All lines holding the string "children" are to be shown.

+ + +

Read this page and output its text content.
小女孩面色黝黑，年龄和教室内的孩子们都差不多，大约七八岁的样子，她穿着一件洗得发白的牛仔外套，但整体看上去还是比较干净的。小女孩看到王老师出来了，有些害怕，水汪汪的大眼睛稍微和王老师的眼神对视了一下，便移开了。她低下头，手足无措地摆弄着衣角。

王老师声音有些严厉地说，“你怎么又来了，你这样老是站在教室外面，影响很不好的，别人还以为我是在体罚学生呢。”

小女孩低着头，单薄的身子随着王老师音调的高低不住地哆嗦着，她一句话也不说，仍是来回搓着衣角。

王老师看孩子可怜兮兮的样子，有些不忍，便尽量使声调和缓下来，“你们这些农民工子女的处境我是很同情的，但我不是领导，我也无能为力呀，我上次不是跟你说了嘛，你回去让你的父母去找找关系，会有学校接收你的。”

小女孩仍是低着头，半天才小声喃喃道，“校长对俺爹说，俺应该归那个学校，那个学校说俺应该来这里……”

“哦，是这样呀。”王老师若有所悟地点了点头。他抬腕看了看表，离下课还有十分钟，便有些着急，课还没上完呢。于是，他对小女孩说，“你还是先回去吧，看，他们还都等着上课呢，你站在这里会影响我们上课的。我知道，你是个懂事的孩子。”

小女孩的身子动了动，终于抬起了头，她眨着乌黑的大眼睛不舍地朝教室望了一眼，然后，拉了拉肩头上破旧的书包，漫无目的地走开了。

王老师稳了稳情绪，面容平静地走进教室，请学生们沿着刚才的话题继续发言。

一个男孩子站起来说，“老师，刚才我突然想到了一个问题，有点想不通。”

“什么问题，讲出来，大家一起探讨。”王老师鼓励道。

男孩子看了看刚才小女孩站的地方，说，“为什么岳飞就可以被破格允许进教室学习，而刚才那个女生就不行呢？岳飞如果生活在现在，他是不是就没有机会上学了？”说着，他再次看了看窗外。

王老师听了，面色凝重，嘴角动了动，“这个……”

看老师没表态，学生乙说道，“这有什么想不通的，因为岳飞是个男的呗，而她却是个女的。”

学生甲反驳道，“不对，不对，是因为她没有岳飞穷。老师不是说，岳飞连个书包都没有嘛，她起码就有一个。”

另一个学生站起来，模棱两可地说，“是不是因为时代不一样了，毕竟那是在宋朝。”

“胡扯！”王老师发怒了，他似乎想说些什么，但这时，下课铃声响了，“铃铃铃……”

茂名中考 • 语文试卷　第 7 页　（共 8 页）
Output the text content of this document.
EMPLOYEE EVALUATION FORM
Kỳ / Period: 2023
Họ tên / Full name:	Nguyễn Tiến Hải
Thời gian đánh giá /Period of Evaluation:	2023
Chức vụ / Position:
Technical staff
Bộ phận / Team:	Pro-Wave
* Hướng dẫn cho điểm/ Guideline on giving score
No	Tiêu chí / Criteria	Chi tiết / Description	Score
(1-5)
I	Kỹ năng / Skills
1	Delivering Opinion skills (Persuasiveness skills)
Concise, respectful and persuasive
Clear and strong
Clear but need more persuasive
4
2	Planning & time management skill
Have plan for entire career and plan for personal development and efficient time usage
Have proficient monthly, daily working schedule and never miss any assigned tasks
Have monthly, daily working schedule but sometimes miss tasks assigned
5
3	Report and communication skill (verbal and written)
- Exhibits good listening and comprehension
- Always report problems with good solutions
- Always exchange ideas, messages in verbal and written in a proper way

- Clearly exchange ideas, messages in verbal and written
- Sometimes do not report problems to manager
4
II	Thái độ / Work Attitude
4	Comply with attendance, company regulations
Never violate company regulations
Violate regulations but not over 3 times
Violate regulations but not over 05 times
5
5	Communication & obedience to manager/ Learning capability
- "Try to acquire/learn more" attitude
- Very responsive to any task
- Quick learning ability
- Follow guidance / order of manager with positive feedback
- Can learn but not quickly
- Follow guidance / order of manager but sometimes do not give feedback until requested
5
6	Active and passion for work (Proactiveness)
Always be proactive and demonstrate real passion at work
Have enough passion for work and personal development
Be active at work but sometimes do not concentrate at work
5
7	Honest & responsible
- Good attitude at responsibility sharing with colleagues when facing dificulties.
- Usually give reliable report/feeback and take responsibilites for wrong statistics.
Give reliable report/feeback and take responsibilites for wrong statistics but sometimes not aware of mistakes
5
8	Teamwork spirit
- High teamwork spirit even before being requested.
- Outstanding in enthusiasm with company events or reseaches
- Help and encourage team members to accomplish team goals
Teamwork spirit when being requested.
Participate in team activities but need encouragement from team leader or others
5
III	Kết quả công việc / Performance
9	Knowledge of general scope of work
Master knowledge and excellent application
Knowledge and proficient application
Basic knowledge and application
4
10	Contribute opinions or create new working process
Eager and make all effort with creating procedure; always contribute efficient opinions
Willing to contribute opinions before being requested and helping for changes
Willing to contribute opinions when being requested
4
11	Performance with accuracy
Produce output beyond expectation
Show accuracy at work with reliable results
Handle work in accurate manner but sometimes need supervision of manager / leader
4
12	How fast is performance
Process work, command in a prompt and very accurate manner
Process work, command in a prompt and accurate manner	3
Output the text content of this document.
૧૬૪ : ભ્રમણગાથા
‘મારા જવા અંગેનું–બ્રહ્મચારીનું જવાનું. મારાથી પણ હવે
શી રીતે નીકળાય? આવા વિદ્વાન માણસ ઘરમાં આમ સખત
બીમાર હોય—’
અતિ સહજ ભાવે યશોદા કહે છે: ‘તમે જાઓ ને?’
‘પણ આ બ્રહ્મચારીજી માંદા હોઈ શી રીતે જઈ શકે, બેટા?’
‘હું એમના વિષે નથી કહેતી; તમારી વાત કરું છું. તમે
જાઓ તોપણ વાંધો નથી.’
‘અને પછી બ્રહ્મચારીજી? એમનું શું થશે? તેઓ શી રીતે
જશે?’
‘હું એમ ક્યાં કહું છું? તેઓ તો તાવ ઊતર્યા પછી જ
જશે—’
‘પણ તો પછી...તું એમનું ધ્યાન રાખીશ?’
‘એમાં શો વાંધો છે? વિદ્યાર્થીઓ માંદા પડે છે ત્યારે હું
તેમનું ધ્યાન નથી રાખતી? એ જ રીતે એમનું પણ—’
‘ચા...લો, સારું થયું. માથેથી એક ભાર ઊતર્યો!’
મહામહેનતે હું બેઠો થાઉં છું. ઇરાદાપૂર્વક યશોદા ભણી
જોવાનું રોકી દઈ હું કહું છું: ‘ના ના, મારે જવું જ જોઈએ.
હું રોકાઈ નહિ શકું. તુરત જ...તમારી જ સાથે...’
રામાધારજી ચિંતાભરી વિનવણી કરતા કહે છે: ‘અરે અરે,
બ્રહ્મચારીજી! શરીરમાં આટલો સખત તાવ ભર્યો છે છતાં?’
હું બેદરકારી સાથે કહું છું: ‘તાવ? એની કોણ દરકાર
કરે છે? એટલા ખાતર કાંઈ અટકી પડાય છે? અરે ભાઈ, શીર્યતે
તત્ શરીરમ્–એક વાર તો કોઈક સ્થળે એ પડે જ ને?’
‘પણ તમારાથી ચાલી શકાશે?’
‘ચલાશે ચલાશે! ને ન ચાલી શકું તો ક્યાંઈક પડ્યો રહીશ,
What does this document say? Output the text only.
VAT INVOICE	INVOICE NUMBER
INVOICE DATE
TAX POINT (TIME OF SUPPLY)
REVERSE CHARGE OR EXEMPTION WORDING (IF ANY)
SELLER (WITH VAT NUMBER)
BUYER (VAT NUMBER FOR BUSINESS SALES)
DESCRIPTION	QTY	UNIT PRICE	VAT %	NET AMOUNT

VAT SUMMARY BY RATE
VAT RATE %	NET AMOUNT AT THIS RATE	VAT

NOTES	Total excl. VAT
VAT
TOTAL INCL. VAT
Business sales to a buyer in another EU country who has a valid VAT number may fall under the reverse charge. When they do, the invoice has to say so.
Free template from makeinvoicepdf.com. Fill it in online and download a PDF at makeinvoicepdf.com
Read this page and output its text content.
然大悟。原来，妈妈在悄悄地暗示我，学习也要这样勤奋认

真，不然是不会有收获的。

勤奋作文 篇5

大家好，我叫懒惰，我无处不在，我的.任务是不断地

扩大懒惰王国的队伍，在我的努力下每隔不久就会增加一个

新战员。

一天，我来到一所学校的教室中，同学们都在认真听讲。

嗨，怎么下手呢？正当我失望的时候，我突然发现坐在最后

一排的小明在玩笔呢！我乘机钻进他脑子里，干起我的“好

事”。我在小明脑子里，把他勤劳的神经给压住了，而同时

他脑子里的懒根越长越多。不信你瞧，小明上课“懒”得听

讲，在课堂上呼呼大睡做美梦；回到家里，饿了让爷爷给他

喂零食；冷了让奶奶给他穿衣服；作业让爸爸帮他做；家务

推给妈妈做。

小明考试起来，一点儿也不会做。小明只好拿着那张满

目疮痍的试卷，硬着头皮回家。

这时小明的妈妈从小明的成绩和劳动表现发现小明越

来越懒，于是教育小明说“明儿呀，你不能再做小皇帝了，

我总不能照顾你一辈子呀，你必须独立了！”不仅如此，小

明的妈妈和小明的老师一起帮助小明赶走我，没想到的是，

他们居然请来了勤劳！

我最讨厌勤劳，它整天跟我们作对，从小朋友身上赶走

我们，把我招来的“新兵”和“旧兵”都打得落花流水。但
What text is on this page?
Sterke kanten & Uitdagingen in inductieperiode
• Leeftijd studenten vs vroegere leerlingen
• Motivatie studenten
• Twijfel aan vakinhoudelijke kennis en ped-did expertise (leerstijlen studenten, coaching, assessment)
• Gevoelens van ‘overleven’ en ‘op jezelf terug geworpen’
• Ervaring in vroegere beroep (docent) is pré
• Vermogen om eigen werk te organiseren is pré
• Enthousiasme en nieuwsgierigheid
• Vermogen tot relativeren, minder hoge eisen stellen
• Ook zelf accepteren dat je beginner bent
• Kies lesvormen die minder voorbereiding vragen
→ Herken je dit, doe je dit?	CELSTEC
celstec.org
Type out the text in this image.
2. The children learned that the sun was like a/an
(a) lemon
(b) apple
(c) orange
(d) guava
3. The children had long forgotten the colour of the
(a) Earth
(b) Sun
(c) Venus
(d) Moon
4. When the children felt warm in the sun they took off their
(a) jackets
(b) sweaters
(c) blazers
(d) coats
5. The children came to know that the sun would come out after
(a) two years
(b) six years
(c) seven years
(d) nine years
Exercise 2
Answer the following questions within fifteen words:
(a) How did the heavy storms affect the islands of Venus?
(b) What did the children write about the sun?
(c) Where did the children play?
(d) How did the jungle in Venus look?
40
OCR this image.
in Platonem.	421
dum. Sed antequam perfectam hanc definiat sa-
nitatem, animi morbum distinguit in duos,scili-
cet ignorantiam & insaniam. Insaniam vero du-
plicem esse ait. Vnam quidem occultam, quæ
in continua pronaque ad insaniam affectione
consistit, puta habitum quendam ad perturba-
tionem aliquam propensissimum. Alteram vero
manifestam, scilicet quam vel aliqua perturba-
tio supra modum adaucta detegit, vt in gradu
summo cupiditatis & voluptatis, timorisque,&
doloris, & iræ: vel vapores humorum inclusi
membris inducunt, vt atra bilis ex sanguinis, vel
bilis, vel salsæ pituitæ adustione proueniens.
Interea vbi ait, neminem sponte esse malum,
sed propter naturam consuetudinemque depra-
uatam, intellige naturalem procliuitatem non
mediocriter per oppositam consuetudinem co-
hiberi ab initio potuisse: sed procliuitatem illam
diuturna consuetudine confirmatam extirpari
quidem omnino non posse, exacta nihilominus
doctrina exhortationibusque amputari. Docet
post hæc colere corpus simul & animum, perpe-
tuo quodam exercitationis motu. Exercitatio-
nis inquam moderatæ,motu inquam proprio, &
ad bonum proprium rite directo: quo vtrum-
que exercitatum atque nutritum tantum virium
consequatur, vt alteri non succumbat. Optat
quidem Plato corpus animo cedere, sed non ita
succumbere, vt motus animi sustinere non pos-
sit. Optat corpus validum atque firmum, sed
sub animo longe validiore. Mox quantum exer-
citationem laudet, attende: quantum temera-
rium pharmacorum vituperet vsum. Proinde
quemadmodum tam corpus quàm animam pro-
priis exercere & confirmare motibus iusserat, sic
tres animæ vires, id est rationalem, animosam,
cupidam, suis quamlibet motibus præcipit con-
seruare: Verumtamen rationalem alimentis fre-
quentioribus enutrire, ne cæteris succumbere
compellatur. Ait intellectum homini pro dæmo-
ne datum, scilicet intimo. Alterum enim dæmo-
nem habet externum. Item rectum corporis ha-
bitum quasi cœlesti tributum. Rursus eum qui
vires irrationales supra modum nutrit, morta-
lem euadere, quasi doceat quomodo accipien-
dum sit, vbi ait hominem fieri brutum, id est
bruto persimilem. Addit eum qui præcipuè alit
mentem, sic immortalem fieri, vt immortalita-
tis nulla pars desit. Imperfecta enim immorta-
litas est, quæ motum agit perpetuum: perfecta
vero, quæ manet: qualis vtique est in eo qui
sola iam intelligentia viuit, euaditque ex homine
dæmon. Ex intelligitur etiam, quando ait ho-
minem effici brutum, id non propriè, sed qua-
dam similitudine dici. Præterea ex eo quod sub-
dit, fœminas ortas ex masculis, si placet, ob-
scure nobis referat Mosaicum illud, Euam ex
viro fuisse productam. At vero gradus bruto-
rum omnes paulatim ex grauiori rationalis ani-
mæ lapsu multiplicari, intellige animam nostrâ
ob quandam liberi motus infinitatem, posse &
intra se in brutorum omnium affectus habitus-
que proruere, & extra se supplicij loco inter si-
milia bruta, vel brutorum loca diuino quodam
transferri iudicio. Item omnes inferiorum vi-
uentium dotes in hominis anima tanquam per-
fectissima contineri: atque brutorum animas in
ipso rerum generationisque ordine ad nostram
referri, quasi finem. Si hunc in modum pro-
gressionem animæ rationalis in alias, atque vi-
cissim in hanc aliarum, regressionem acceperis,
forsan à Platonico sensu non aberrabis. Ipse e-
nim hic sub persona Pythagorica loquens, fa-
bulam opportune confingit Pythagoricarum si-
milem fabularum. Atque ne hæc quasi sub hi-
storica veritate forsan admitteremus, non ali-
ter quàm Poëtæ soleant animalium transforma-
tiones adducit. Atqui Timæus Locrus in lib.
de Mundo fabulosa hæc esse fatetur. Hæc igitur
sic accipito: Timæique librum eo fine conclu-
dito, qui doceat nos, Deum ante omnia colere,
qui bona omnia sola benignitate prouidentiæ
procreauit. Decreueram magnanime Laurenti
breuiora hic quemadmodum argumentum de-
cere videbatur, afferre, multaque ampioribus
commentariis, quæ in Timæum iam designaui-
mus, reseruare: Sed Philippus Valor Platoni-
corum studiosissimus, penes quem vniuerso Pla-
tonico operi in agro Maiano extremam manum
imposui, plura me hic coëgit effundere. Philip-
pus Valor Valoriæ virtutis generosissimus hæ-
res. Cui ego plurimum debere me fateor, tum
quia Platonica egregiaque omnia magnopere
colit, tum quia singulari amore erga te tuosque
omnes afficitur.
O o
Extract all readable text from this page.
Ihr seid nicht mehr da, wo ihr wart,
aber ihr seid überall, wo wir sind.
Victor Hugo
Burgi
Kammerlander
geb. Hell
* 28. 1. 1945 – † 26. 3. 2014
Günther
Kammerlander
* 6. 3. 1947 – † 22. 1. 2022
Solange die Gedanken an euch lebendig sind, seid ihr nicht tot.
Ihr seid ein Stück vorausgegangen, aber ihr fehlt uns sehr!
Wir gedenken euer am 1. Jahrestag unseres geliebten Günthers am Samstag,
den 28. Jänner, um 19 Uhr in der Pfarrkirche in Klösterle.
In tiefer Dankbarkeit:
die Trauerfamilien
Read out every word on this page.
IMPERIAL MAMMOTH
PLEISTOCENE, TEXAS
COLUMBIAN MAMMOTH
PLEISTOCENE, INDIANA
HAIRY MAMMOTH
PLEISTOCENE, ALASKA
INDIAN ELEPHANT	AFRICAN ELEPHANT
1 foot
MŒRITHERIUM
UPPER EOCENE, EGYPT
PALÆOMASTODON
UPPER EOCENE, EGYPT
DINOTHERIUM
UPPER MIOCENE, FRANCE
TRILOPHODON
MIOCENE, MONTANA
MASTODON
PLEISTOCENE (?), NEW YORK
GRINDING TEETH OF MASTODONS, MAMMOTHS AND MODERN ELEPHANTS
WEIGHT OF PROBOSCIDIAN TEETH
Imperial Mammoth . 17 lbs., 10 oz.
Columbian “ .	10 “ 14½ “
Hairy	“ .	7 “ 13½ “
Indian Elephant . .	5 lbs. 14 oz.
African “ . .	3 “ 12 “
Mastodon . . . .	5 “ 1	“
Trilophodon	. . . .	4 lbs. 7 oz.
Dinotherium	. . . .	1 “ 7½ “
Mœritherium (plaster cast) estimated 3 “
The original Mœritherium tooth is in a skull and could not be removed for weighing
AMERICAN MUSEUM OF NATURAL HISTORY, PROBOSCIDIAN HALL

+ + +

#### Final result:
2. The children learned that the sun was like a/an
3. The children had long forgotten the colour of the
4. When the children felt warm in the sun they took off their
5. The children came to know that the sun would come out after
(b) What did the children write about the sun?
(c) Where did the children play?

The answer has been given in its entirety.